• _Task objective_
Reproduce every entry that follows word for word, but omit the images.

• _Data_
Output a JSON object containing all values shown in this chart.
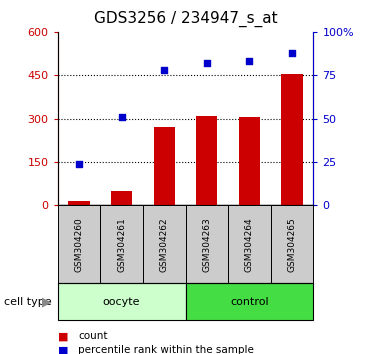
{
  "title": "GDS3256 / 234947_s_at",
  "categories": [
    "GSM304260",
    "GSM304261",
    "GSM304262",
    "GSM304263",
    "GSM304264",
    "GSM304265"
  ],
  "bar_values": [
    15,
    50,
    270,
    308,
    305,
    455
  ],
  "scatter_values": [
    24,
    51,
    78,
    82,
    83,
    88
  ],
  "bar_color": "#cc0000",
  "scatter_color": "#0000cc",
  "ylim_left": [
    0,
    600
  ],
  "ylim_right": [
    0,
    100
  ],
  "yticks_left": [
    0,
    150,
    300,
    450,
    600
  ],
  "yticks_right": [
    0,
    25,
    50,
    75,
    100
  ],
  "ytick_labels_right": [
    "0",
    "25",
    "50",
    "75",
    "100%"
  ],
  "cell_type_label": "cell type",
  "legend_count": "count",
  "legend_percentile": "percentile rank within the sample",
  "title_fontsize": 11,
  "bar_width": 0.5,
  "bg_color": "#ffffff",
  "plot_bg": "#ffffff",
  "tick_label_color_left": "#cc0000",
  "tick_label_color_right": "#0000cc",
  "sample_bg": "#cccccc",
  "oocyte_color": "#ccffcc",
  "control_color": "#44dd44"
}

• _Exercise answer_
Output a JSON object containing all values shown in this chart.
{
  "title": "GDS3256 / 234947_s_at",
  "categories": [
    "GSM304260",
    "GSM304261",
    "GSM304262",
    "GSM304263",
    "GSM304264",
    "GSM304265"
  ],
  "bar_values": [
    15,
    50,
    270,
    308,
    305,
    455
  ],
  "scatter_values": [
    24,
    51,
    78,
    82,
    83,
    88
  ],
  "bar_color": "#cc0000",
  "scatter_color": "#0000cc",
  "ylim_left": [
    0,
    600
  ],
  "ylim_right": [
    0,
    100
  ],
  "yticks_left": [
    0,
    150,
    300,
    450,
    600
  ],
  "yticks_right": [
    0,
    25,
    50,
    75,
    100
  ],
  "ytick_labels_right": [
    "0",
    "25",
    "50",
    "75",
    "100%"
  ],
  "cell_type_label": "cell type",
  "legend_count": "count",
  "legend_percentile": "percentile rank within the sample",
  "title_fontsize": 11,
  "bar_width": 0.5,
  "bg_color": "#ffffff",
  "plot_bg": "#ffffff",
  "tick_label_color_left": "#cc0000",
  "tick_label_color_right": "#0000cc",
  "sample_bg": "#cccccc",
  "oocyte_color": "#ccffcc",
  "control_color": "#44dd44"
}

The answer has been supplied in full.